→ **DIRECTION**
Copy out all lines that carry the word "형상으로".

→ **INFORMATION PROVIDED**
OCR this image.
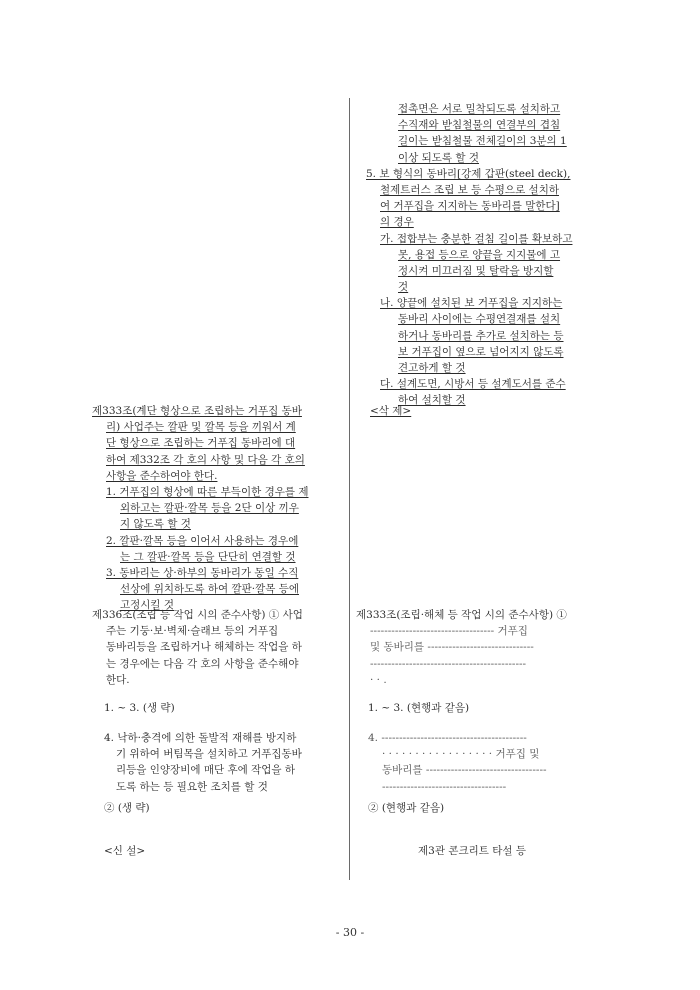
접촉면은 서로 밀착되도록 설치하고
수직재와 받침철물의 연결부의 겹침
길이는 받침철물 전체길이의 3분의 1
이상 되도록 할 것
5. 보 형식의 동바리[강제 갑판(steel deck),
철제트러스 조립 보 등 수평으로 설치하
여 거푸집을 지지하는 동바리를 말한다]
의 경우
가. 접합부는 충분한 걸침 길이를 확보하고
못, 용접 등으로 양끝을 지지물에 고
정시켜 미끄러짐 및 탈락을 방지할
것
나. 양끝에 설치된 보 거푸집을 지지하는
동바리 사이에는 수평연결재를 설치
하거나 동바리를 추가로 설치하는 등
보 거푸집이 옆으로 넘어지지 않도록
견고하게 할 것
다. 설계도면, 시방서 등 설계도서를 준수
하여 설치할 것
제333조(계단 형상으로 조립하는 거푸집 동바
리) 사업주는 깔판 및 깔목 등을 끼워서 계
단 형상으로 조립하는 거푸집 동바리에 대
하여 제332조 각 호의 사항 및 다음 각 호의
사항을 준수하여야 한다.
1. 거푸집의 형상에 따른 부득이한 경우를 제
외하고는 깔판·깔목 등을 2단 이상 끼우
지 않도록 할 것
2. 깔판·깔목 등을 이어서 사용하는 경우에
는 그 깔판·깔목 등을 단단히 연결할 것
3. 동바리는 상·하부의 동바리가 동일 수직
선상에 위치하도록 하여 깔판·깔목 등에
고정시킬 것
<삭 제>
제336조(조립 등 작업 시의 준수사항) ① 사업
주는 기둥·보·벽체·슬래브 등의 거푸집
동바리등을 조립하거나 해체하는 작업을 하
는 경우에는 다음 각 호의 사항을 준수해야
한다.
1. ~ 3. (생 략)
4. 낙하·충격에 의한 돌발적 재해를 방지하
기 위하여 버팀목을 설치하고 거푸집동바
리등을 인양장비에 매단 후에 작업을 하
도록 하는 등 필요한 조치를 할 것
② (생 략)
<신 설>
제333조(조립·해체 등 작업 시의 준수사항) ①
----------------------------------- 거푸집
및 동바리를 ------------------------------
--------------------------------------------
· · .
1. ~ 3. (현행과 같음)
4. -----------------------------------------
· · · · · · · · · · · · · · · · · 거푸집 및
동바리를 ----------------------------------
-----------------------------------
② (현행과 같음)
제3관 콘크리트 타설 등
- 30 -
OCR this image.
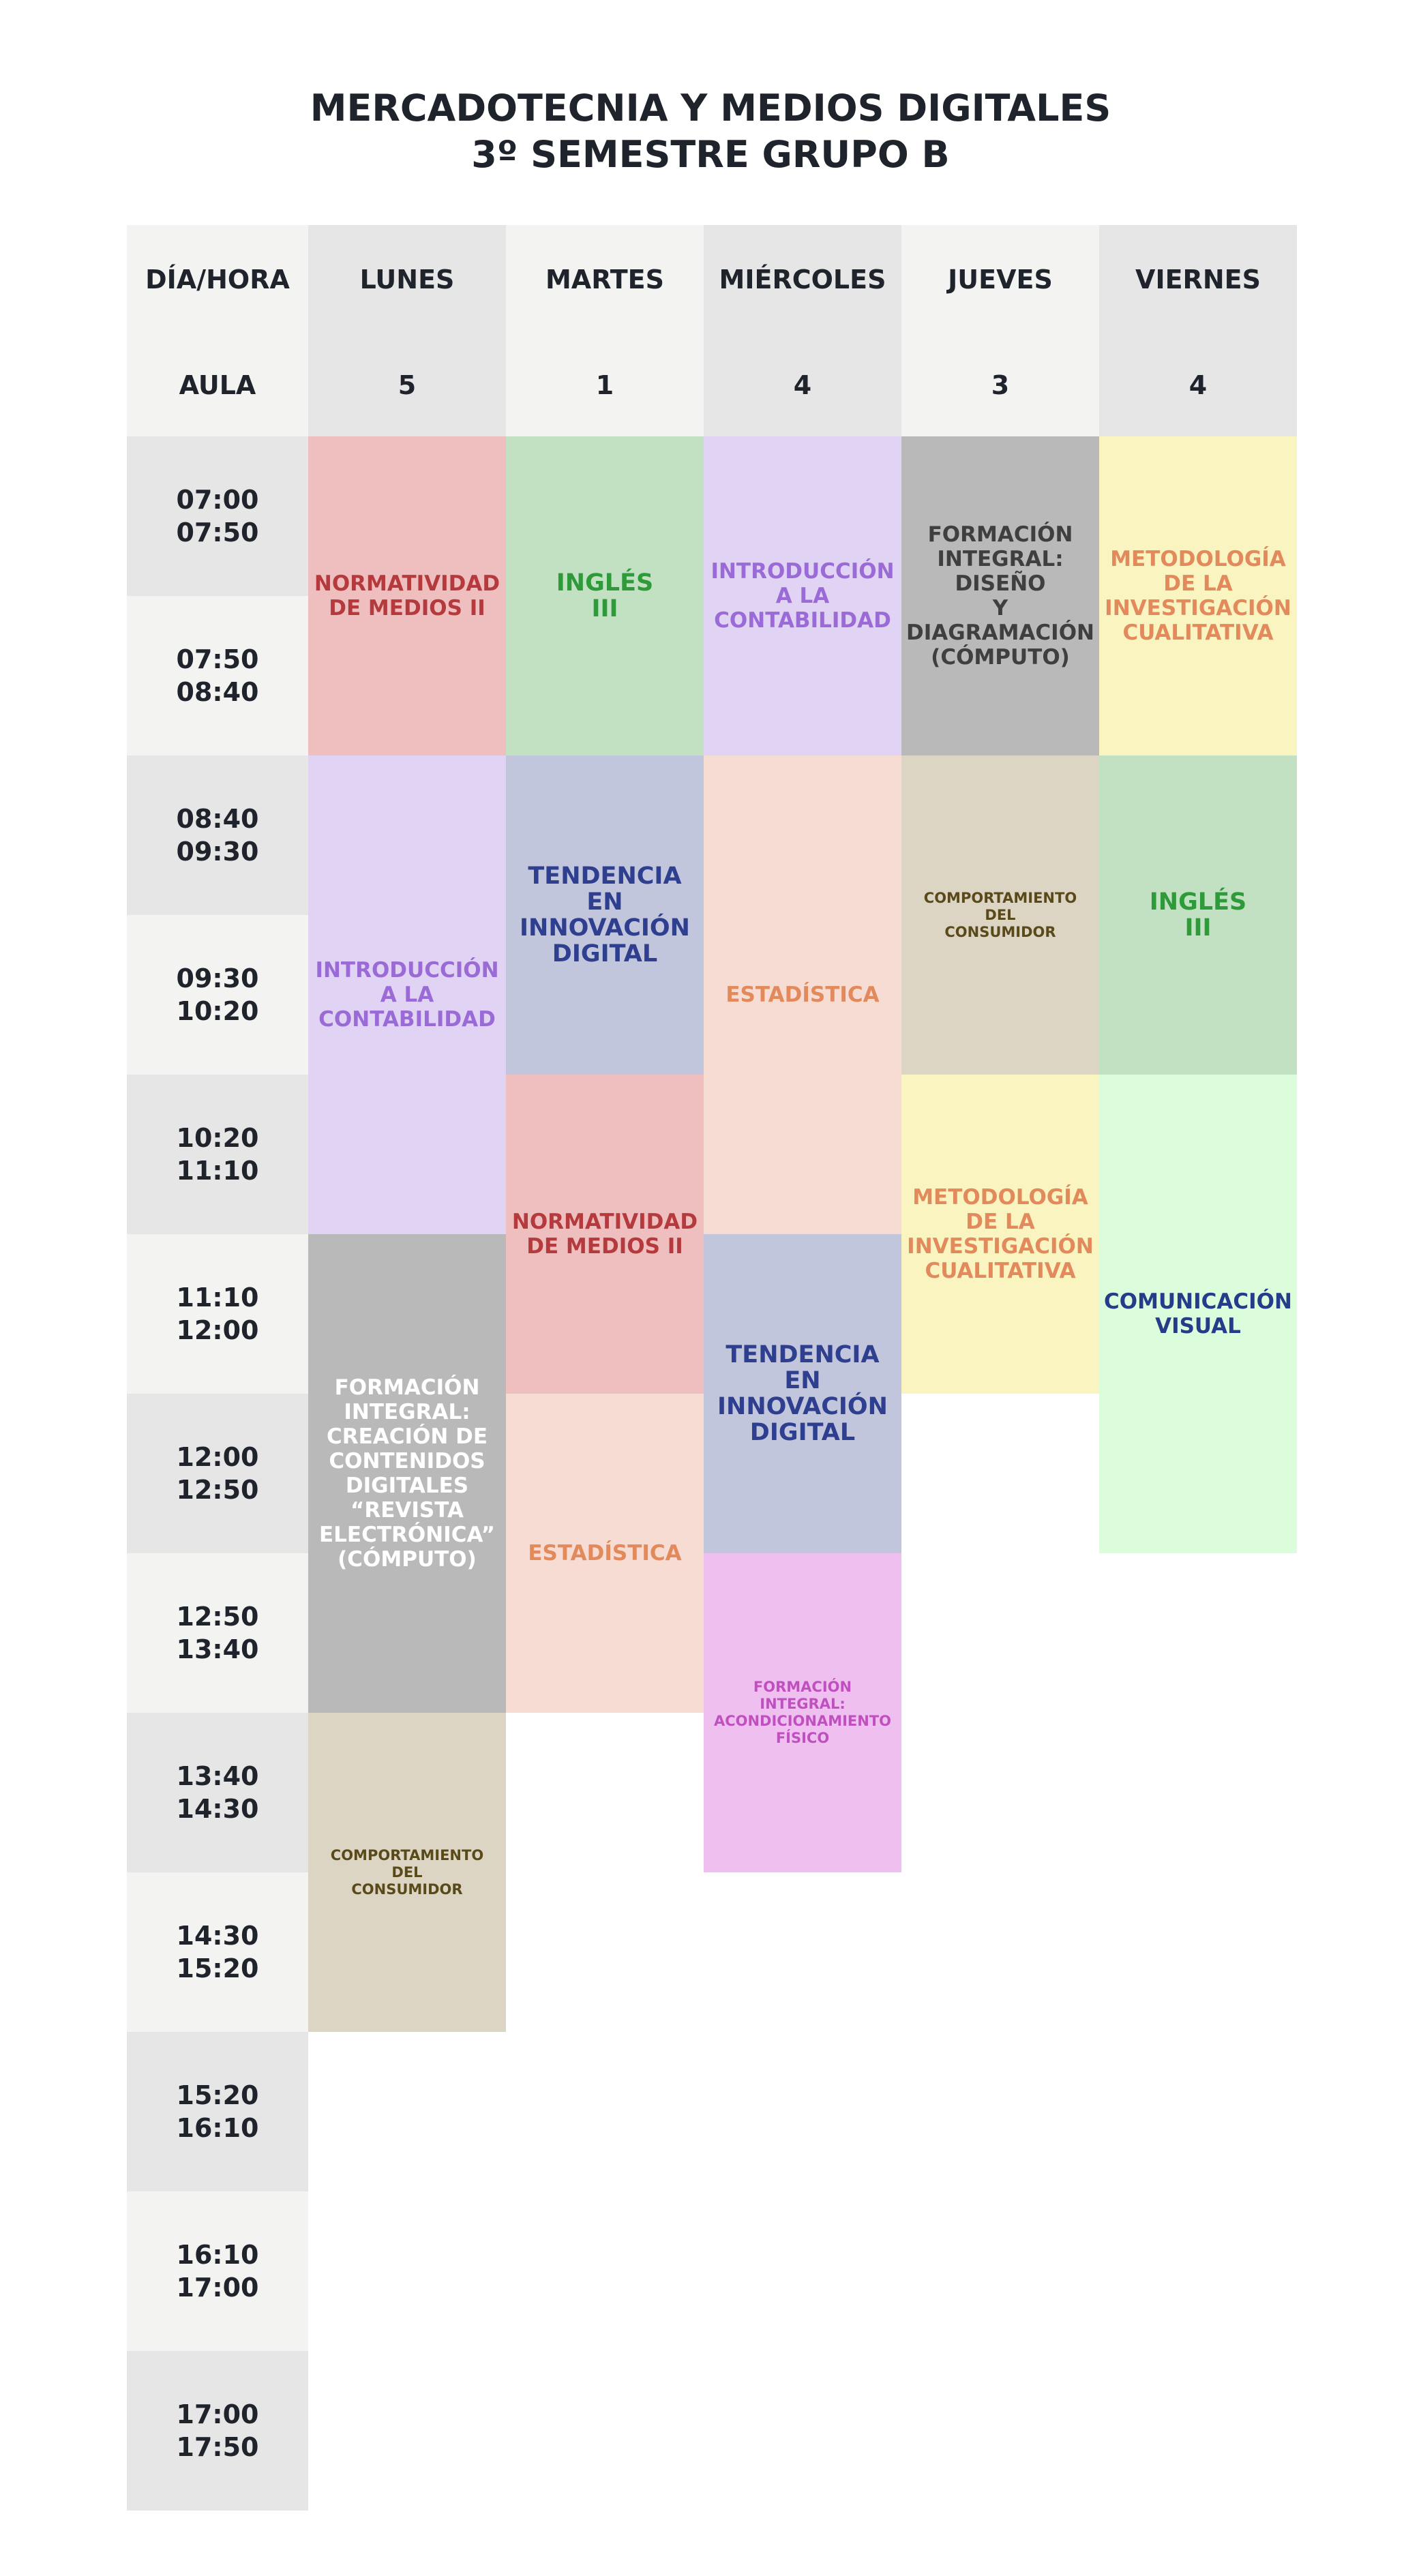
MERCADOTECNIA Y MEDIOS DIGITALES
3º SEMESTRE GRUPO B
DÍA/HORA
AULA
LUNES
5
MARTES
1
MIÉRCOLES
4
JUEVES
3
VIERNES
4
07:00
07:50
07:50
08:40
08:40
09:30
09:30
10:20
10:20
11:10
11:10
12:00
12:00
12:50
12:50
13:40
13:40
14:30
14:30
15:20
15:20
16:10
16:10
17:00
17:00
17:50
NORMATIVIDAD
DE MEDIOS II
INTRODUCCIÓN
A LA
CONTABILIDAD
FORMACIÓN
INTEGRAL:
CREACIÓN DE
CONTENIDOS
DIGITALES
“REVISTA
ELECTRÓNICA”
(CÓMPUTO)
COMPORTAMIENTO
DEL
CONSUMIDOR
INGLÉS
III
TENDENCIA
EN
INNOVACIÓN
DIGITAL
NORMATIVIDAD
DE MEDIOS II
ESTADÍSTICA
INTRODUCCIÓN
A LA
CONTABILIDAD
ESTADÍSTICA
TENDENCIA
EN
INNOVACIÓN
DIGITAL
FORMACIÓN
INTEGRAL:
ACONDICIONAMIENTO
FÍSICO
FORMACIÓN
INTEGRAL:
DISEÑO
Y
DIAGRAMACIÓN
(CÓMPUTO)
COMPORTAMIENTO
DEL
CONSUMIDOR
METODOLOGÍA
DE LA
INVESTIGACIÓN
CUALITATIVA
METODOLOGÍA
DE LA
INVESTIGACIÓN
CUALITATIVA
INGLÉS
III
COMUNICACIÓN
VISUAL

→ **RESULT OF THIS EXERCISE**
제333조(계단 형상으로 조립하는 거푸집 동바
단 형상으로 조립하는 거푸집 동바리에 대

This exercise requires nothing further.